## REQUIRED WORK
Lines containing the string "Peak" are to be counted; report the total by itself.

(Dataset items)

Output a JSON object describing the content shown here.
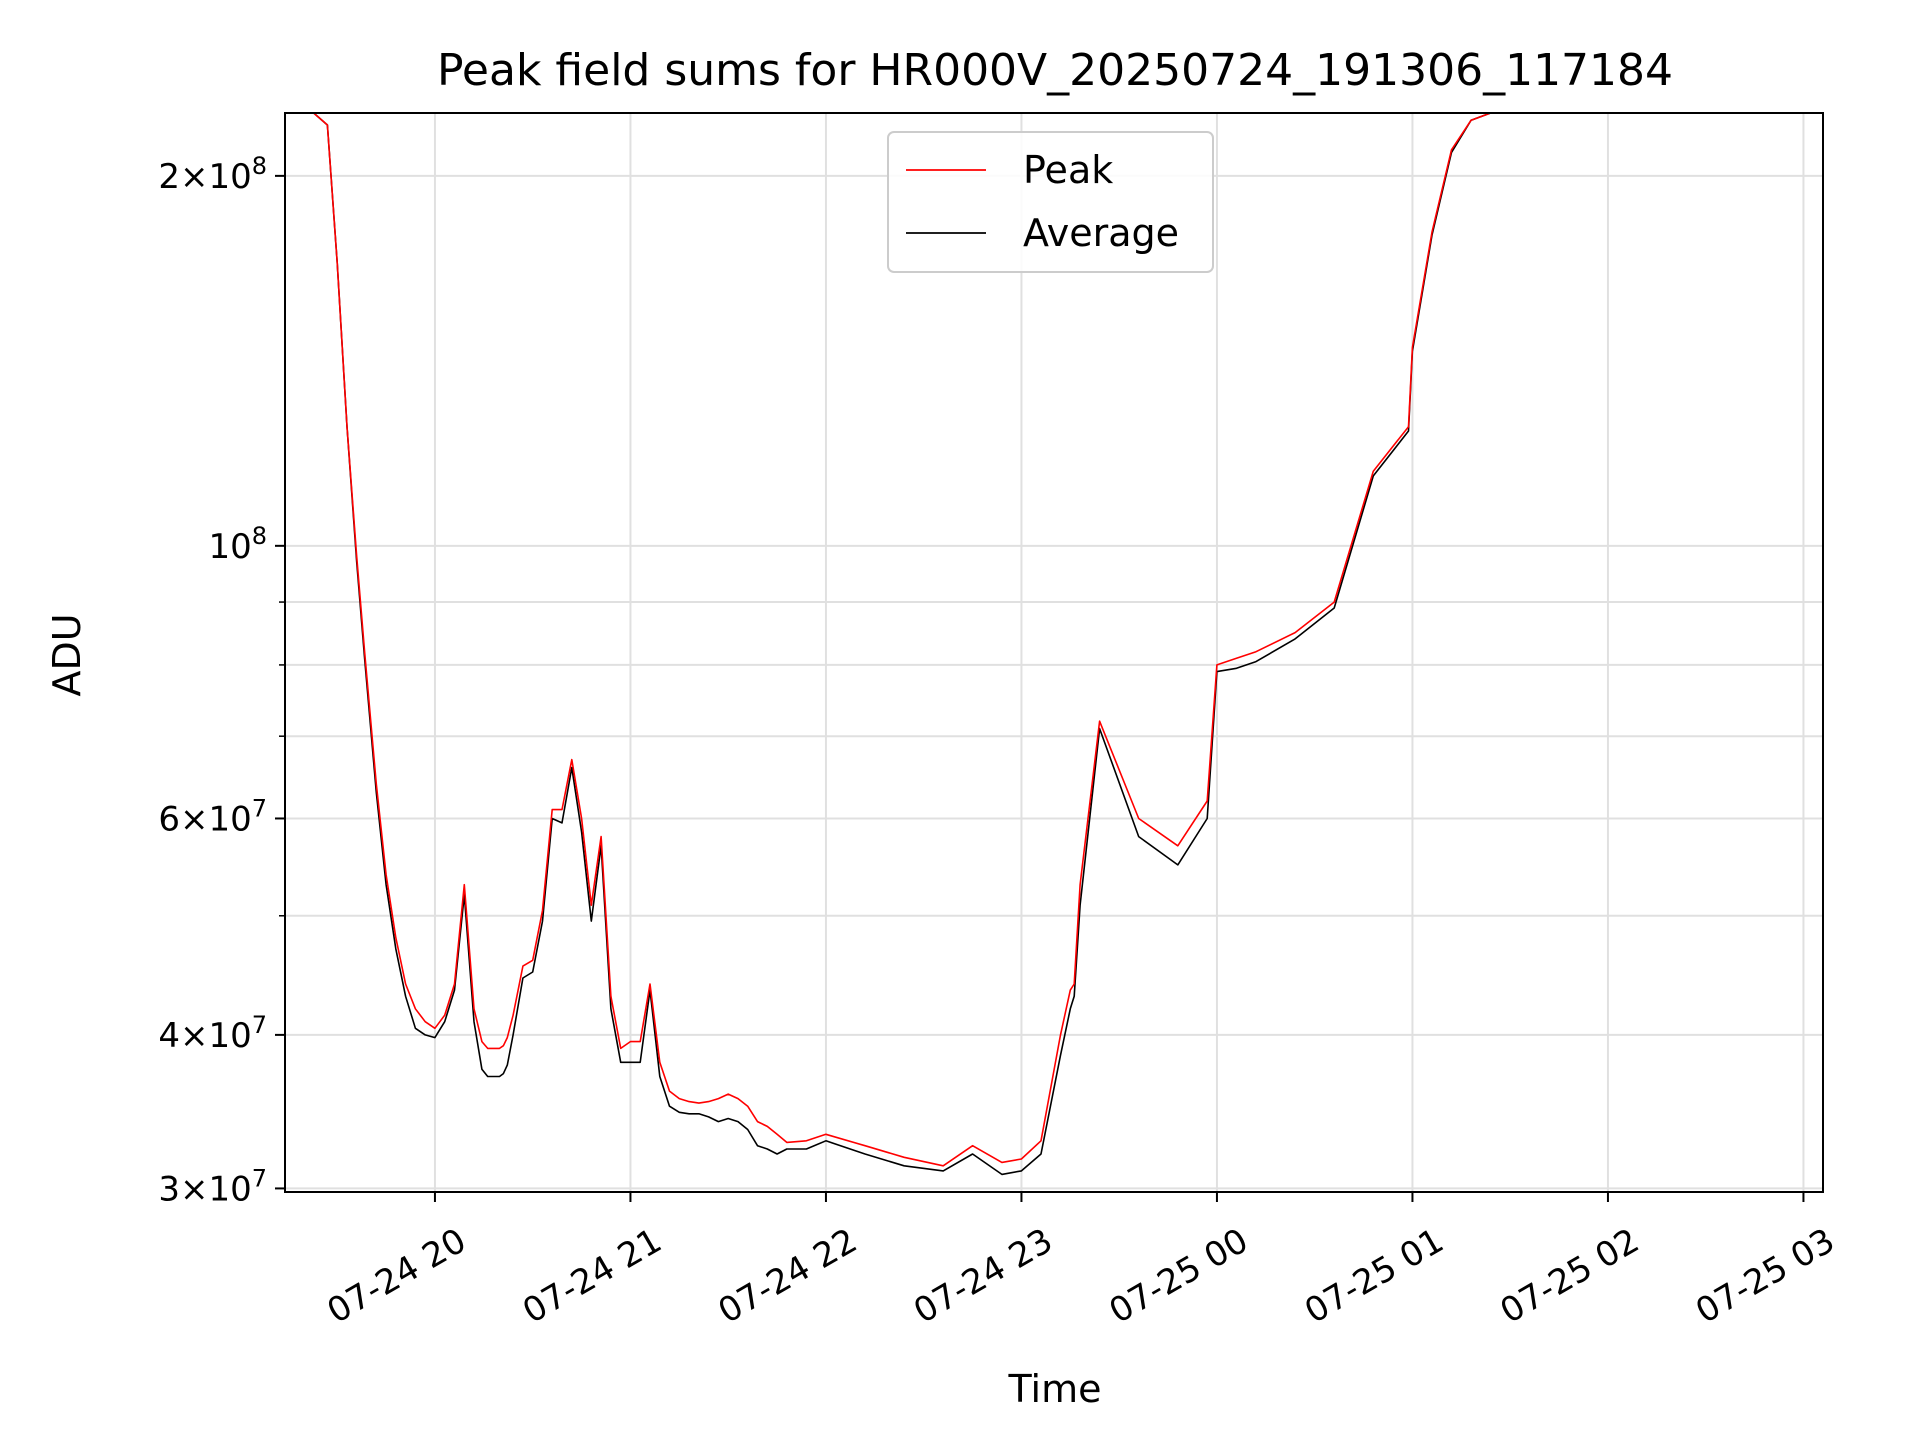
{
  "chart_data": {
    "type": "line",
    "title": "Peak field sums for HR000V_20250724_191306_117184",
    "xlabel": "Time",
    "ylabel": "ADU",
    "x_ticks": [
      "07-24 20",
      "07-24 21",
      "07-24 22",
      "07-24 23",
      "07-25 00",
      "07-25 01",
      "07-25 02",
      "07-25 03"
    ],
    "y_scale": "log",
    "y_ticks": [
      {
        "value": 30000000,
        "coef": "3",
        "exp": "7"
      },
      {
        "value": 40000000,
        "coef": "4",
        "exp": "7"
      },
      {
        "value": 60000000,
        "coef": "6",
        "exp": "7"
      },
      {
        "value": 100000000,
        "coef": "",
        "exp": "8"
      },
      {
        "value": 200000000,
        "coef": "2",
        "exp": "8"
      }
    ],
    "y_minor_ticks": [
      50000000,
      70000000,
      80000000,
      90000000
    ],
    "xlim_hours": [
      -0.767,
      7.1
    ],
    "ylim": [
      29800000,
      225000000
    ],
    "x_unit": "hours after 2025-07-24 20:00",
    "grid": true,
    "legend_position": "upper center",
    "series": [
      {
        "name": "Peak",
        "color": "#ff0000",
        "x": [
          -0.77,
          -0.62,
          -0.55,
          -0.5,
          -0.45,
          -0.4,
          -0.36,
          -0.3,
          -0.25,
          -0.2,
          -0.15,
          -0.1,
          -0.05,
          0.0,
          0.05,
          0.1,
          0.15,
          0.2,
          0.24,
          0.27,
          0.3,
          0.33,
          0.35,
          0.37,
          0.4,
          0.45,
          0.5,
          0.55,
          0.6,
          0.65,
          0.7,
          0.75,
          0.8,
          0.85,
          0.9,
          0.95,
          1.0,
          1.05,
          1.1,
          1.15,
          1.2,
          1.25,
          1.3,
          1.35,
          1.4,
          1.45,
          1.5,
          1.55,
          1.6,
          1.65,
          1.7,
          1.75,
          1.8,
          1.9,
          2.0,
          2.2,
          2.4,
          2.6,
          2.75,
          2.9,
          3.0,
          3.1,
          3.2,
          3.25,
          3.27,
          3.3,
          3.4,
          3.6,
          3.8,
          3.95,
          4.0,
          4.1,
          4.2,
          4.4,
          4.6,
          4.8,
          4.98,
          5.0,
          5.1,
          5.2,
          5.3,
          5.4,
          5.5,
          5.6,
          5.7,
          5.8,
          5.9,
          6.0,
          6.05,
          6.1,
          6.2,
          6.3,
          6.4,
          6.45,
          6.5,
          6.55,
          6.6,
          6.65,
          6.7,
          6.75,
          6.8,
          6.85,
          6.9,
          6.95,
          7.0,
          7.1
        ],
        "values": [
          225000000,
          225000000,
          220000000,
          170000000,
          125000000,
          98000000,
          82000000,
          64000000,
          54000000,
          48000000,
          44000000,
          42000000,
          41000000,
          40500000,
          41500000,
          44000000,
          53000000,
          42000000,
          39500000,
          39000000,
          39000000,
          39000000,
          39200000,
          39800000,
          41500000,
          45500000,
          46000000,
          50500000,
          61000000,
          61000000,
          67000000,
          60000000,
          51000000,
          58000000,
          43000000,
          39000000,
          39500000,
          39500000,
          44000000,
          38000000,
          36000000,
          35500000,
          35300000,
          35200000,
          35300000,
          35500000,
          35800000,
          35500000,
          35000000,
          34000000,
          33700000,
          33200000,
          32700000,
          32800000,
          33200000,
          32500000,
          31800000,
          31300000,
          32500000,
          31500000,
          31700000,
          32800000,
          40000000,
          43500000,
          44000000,
          53000000,
          72000000,
          60000000,
          57000000,
          62000000,
          80000000,
          81000000,
          82000000,
          85000000,
          90000000,
          115000000,
          125000000,
          145000000,
          180000000,
          210000000,
          222000000,
          225000000,
          225000000,
          225000000,
          225000000,
          225000000,
          225000000,
          225000000,
          225000000,
          225000000,
          225000000,
          225000000,
          225000000,
          225000000,
          225000000,
          225000000,
          225000000,
          225000000,
          225000000,
          225000000,
          225000000,
          225000000,
          225000000,
          225000000,
          225000000,
          225000000
        ]
      },
      {
        "name": "Average",
        "color": "#000000",
        "x": [
          -0.77,
          -0.62,
          -0.55,
          -0.5,
          -0.45,
          -0.4,
          -0.36,
          -0.3,
          -0.25,
          -0.2,
          -0.15,
          -0.1,
          -0.05,
          0.0,
          0.05,
          0.1,
          0.15,
          0.2,
          0.24,
          0.27,
          0.3,
          0.33,
          0.35,
          0.37,
          0.4,
          0.45,
          0.5,
          0.55,
          0.6,
          0.65,
          0.7,
          0.75,
          0.8,
          0.85,
          0.9,
          0.95,
          1.0,
          1.05,
          1.1,
          1.15,
          1.2,
          1.25,
          1.3,
          1.35,
          1.4,
          1.45,
          1.5,
          1.55,
          1.6,
          1.65,
          1.7,
          1.75,
          1.8,
          1.9,
          2.0,
          2.2,
          2.4,
          2.6,
          2.75,
          2.9,
          3.0,
          3.1,
          3.2,
          3.25,
          3.27,
          3.3,
          3.4,
          3.6,
          3.8,
          3.95,
          4.0,
          4.1,
          4.2,
          4.4,
          4.6,
          4.8,
          4.98,
          5.0,
          5.1,
          5.2,
          5.3,
          5.4,
          5.5,
          5.6,
          5.7,
          5.8,
          5.9,
          6.0,
          6.05,
          6.1,
          6.2,
          6.3,
          6.4,
          6.45,
          6.5,
          6.55,
          6.6,
          6.65,
          6.7,
          6.75,
          6.8,
          6.85,
          6.9,
          6.95,
          7.0,
          7.1
        ],
        "values": [
          225000000,
          225000000,
          220000000,
          170000000,
          125000000,
          97000000,
          81000000,
          63000000,
          53000000,
          47000000,
          43000000,
          40500000,
          40000000,
          39800000,
          41000000,
          43500000,
          52000000,
          41000000,
          37500000,
          37000000,
          37000000,
          37000000,
          37200000,
          37800000,
          40000000,
          44500000,
          45000000,
          49500000,
          60000000,
          59500000,
          66000000,
          58500000,
          49500000,
          57000000,
          42000000,
          38000000,
          38000000,
          38000000,
          43500000,
          37000000,
          35000000,
          34600000,
          34500000,
          34500000,
          34300000,
          34000000,
          34200000,
          34000000,
          33500000,
          32500000,
          32300000,
          32000000,
          32300000,
          32300000,
          32800000,
          32000000,
          31300000,
          31000000,
          32000000,
          30800000,
          31000000,
          32000000,
          38500000,
          42000000,
          43000000,
          51000000,
          71000000,
          58000000,
          55000000,
          60000000,
          79000000,
          79500000,
          80500000,
          84000000,
          89000000,
          114000000,
          124000000,
          144000000,
          179000000,
          209000000,
          222000000,
          225000000,
          225000000,
          225000000,
          225000000,
          225000000,
          225000000,
          225000000,
          225000000,
          225000000,
          225000000,
          225000000,
          225000000,
          225000000,
          225000000,
          225000000,
          225000000,
          225000000,
          225000000,
          225000000,
          225000000,
          225000000,
          225000000,
          225000000,
          225000000,
          225000000
        ]
      }
    ]
  }
}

## FINISHED TASK
2